[Start of SUPPLIED DATA]

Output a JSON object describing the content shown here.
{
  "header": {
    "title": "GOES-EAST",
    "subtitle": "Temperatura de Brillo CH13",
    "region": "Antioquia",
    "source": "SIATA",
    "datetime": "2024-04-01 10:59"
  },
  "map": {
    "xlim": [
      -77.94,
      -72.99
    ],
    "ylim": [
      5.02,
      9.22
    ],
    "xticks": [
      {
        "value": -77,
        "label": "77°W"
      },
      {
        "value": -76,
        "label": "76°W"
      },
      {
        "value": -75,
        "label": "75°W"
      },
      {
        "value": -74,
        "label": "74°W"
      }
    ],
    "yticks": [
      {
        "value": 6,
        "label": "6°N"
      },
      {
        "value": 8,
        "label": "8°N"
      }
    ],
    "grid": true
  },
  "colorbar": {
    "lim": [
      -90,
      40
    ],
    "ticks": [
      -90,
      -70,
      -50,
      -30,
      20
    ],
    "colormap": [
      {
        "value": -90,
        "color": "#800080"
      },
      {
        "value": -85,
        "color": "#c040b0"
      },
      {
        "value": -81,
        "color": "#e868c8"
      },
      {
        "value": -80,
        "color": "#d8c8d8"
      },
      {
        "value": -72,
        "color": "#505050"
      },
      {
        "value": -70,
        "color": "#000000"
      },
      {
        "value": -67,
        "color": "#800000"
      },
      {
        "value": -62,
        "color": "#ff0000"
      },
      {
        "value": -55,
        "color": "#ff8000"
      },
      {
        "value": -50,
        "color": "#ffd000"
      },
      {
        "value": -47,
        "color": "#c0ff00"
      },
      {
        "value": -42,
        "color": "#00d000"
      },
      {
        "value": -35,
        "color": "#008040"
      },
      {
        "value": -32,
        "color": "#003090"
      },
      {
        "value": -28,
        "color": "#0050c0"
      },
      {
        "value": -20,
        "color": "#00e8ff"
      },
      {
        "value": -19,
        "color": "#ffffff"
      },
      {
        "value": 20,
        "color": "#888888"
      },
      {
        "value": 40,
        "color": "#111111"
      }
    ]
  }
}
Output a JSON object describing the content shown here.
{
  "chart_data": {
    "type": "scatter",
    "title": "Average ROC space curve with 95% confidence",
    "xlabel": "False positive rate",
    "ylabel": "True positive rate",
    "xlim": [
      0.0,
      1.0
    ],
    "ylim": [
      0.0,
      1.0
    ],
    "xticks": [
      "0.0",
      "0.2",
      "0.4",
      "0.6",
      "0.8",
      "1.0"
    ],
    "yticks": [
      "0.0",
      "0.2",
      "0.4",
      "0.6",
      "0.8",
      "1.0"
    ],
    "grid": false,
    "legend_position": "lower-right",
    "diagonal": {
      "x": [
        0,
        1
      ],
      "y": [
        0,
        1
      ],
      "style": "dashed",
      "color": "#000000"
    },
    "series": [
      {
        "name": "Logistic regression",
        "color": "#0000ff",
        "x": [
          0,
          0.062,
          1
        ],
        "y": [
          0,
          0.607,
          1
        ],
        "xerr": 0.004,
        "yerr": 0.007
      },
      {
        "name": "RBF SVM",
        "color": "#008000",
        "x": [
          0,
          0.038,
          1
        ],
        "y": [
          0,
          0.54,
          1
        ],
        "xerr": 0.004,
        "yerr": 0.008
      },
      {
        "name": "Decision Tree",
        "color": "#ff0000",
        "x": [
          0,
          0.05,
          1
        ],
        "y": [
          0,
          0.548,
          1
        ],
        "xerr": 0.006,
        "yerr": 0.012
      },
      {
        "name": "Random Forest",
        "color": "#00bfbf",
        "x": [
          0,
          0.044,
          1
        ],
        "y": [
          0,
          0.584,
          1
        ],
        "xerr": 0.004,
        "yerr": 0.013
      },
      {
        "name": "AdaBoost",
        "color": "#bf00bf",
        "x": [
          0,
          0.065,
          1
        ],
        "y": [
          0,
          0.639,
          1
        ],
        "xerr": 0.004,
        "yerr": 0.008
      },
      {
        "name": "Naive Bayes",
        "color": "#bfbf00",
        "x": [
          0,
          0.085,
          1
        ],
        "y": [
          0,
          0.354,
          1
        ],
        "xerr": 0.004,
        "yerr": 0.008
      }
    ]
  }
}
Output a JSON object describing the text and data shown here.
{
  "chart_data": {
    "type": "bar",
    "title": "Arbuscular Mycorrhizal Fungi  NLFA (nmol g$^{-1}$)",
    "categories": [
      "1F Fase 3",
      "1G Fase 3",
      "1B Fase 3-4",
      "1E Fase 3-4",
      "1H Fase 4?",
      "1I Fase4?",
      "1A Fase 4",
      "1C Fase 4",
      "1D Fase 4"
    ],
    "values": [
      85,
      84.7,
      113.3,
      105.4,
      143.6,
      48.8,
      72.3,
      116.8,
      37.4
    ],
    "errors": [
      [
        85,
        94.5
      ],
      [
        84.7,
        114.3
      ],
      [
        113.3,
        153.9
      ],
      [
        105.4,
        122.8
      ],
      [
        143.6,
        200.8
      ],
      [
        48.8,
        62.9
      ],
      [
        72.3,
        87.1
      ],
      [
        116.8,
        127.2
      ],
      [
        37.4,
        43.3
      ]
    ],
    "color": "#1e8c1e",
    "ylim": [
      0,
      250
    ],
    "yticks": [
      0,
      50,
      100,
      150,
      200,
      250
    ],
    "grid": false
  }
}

[End of SUPPLIED DATA]

PROBLEM
Every record above should be copied exactly.

EXERCISE RESPONSE
Output a JSON object describing the content shown here.
{
  "header": {
    "title": "GOES-EAST",
    "subtitle": "Temperatura de Brillo CH13",
    "region": "Antioquia",
    "source": "SIATA",
    "datetime": "2024-04-01 10:59"
  },
  "map": {
    "xlim": [
      -77.94,
      -72.99
    ],
    "ylim": [
      5.02,
      9.22
    ],
    "xticks": [
      {
        "value": -77,
        "label": "77°W"
      },
      {
        "value": -76,
        "label": "76°W"
      },
      {
        "value": -75,
        "label": "75°W"
      },
      {
        "value": -74,
        "label": "74°W"
      }
    ],
    "yticks": [
      {
        "value": 6,
        "label": "6°N"
      },
      {
        "value": 8,
        "label": "8°N"
      }
    ],
    "grid": true
  },
  "colorbar": {
    "lim": [
      -90,
      40
    ],
    "ticks": [
      -90,
      -70,
      -50,
      -30,
      20
    ],
    "colormap": [
      {
        "value": -90,
        "color": "#800080"
      },
      {
        "value": -85,
        "color": "#c040b0"
      },
      {
        "value": -81,
        "color": "#e868c8"
      },
      {
        "value": -80,
        "color": "#d8c8d8"
      },
      {
        "value": -72,
        "color": "#505050"
      },
      {
        "value": -70,
        "color": "#000000"
      },
      {
        "value": -67,
        "color": "#800000"
      },
      {
        "value": -62,
        "color": "#ff0000"
      },
      {
        "value": -55,
        "color": "#ff8000"
      },
      {
        "value": -50,
        "color": "#ffd000"
      },
      {
        "value": -47,
        "color": "#c0ff00"
      },
      {
        "value": -42,
        "color": "#00d000"
      },
      {
        "value": -35,
        "color": "#008040"
      },
      {
        "value": -32,
        "color": "#003090"
      },
      {
        "value": -28,
        "color": "#0050c0"
      },
      {
        "value": -20,
        "color": "#00e8ff"
      },
      {
        "value": -19,
        "color": "#ffffff"
      },
      {
        "value": 20,
        "color": "#888888"
      },
      {
        "value": 40,
        "color": "#111111"
      }
    ]
  }
}
Output a JSON object describing the content shown here.
{
  "chart_data": {
    "type": "scatter",
    "title": "Average ROC space curve with 95% confidence",
    "xlabel": "False positive rate",
    "ylabel": "True positive rate",
    "xlim": [
      0.0,
      1.0
    ],
    "ylim": [
      0.0,
      1.0
    ],
    "xticks": [
      "0.0",
      "0.2",
      "0.4",
      "0.6",
      "0.8",
      "1.0"
    ],
    "yticks": [
      "0.0",
      "0.2",
      "0.4",
      "0.6",
      "0.8",
      "1.0"
    ],
    "grid": false,
    "legend_position": "lower-right",
    "diagonal": {
      "x": [
        0,
        1
      ],
      "y": [
        0,
        1
      ],
      "style": "dashed",
      "color": "#000000"
    },
    "series": [
      {
        "name": "Logistic regression",
        "color": "#0000ff",
        "x": [
          0,
          0.062,
          1
        ],
        "y": [
          0,
          0.607,
          1
        ],
        "xerr": 0.004,
        "yerr": 0.007
      },
      {
        "name": "RBF SVM",
        "color": "#008000",
        "x": [
          0,
          0.038,
          1
        ],
        "y": [
          0,
          0.54,
          1
        ],
        "xerr": 0.004,
        "yerr": 0.008
      },
      {
        "name": "Decision Tree",
        "color": "#ff0000",
        "x": [
          0,
          0.05,
          1
        ],
        "y": [
          0,
          0.548,
          1
        ],
        "xerr": 0.006,
        "yerr": 0.012
      },
      {
        "name": "Random Forest",
        "color": "#00bfbf",
        "x": [
          0,
          0.044,
          1
        ],
        "y": [
          0,
          0.584,
          1
        ],
        "xerr": 0.004,
        "yerr": 0.013
      },
      {
        "name": "AdaBoost",
        "color": "#bf00bf",
        "x": [
          0,
          0.065,
          1
        ],
        "y": [
          0,
          0.639,
          1
        ],
        "xerr": 0.004,
        "yerr": 0.008
      },
      {
        "name": "Naive Bayes",
        "color": "#bfbf00",
        "x": [
          0,
          0.085,
          1
        ],
        "y": [
          0,
          0.354,
          1
        ],
        "xerr": 0.004,
        "yerr": 0.008
      }
    ]
  }
}
Output a JSON object describing the text and data shown here.
{
  "chart_data": {
    "type": "bar",
    "title": "Arbuscular Mycorrhizal Fungi  NLFA (nmol g$^{-1}$)",
    "categories": [
      "1F Fase 3",
      "1G Fase 3",
      "1B Fase 3-4",
      "1E Fase 3-4",
      "1H Fase 4?",
      "1I Fase4?",
      "1A Fase 4",
      "1C Fase 4",
      "1D Fase 4"
    ],
    "values": [
      85,
      84.7,
      113.3,
      105.4,
      143.6,
      48.8,
      72.3,
      116.8,
      37.4
    ],
    "errors": [
      [
        85,
        94.5
      ],
      [
        84.7,
        114.3
      ],
      [
        113.3,
        153.9
      ],
      [
        105.4,
        122.8
      ],
      [
        143.6,
        200.8
      ],
      [
        48.8,
        62.9
      ],
      [
        72.3,
        87.1
      ],
      [
        116.8,
        127.2
      ],
      [
        37.4,
        43.3
      ]
    ],
    "color": "#1e8c1e",
    "ylim": [
      0,
      250
    ],
    "yticks": [
      0,
      50,
      100,
      150,
      200,
      250
    ],
    "grid": false
  }
}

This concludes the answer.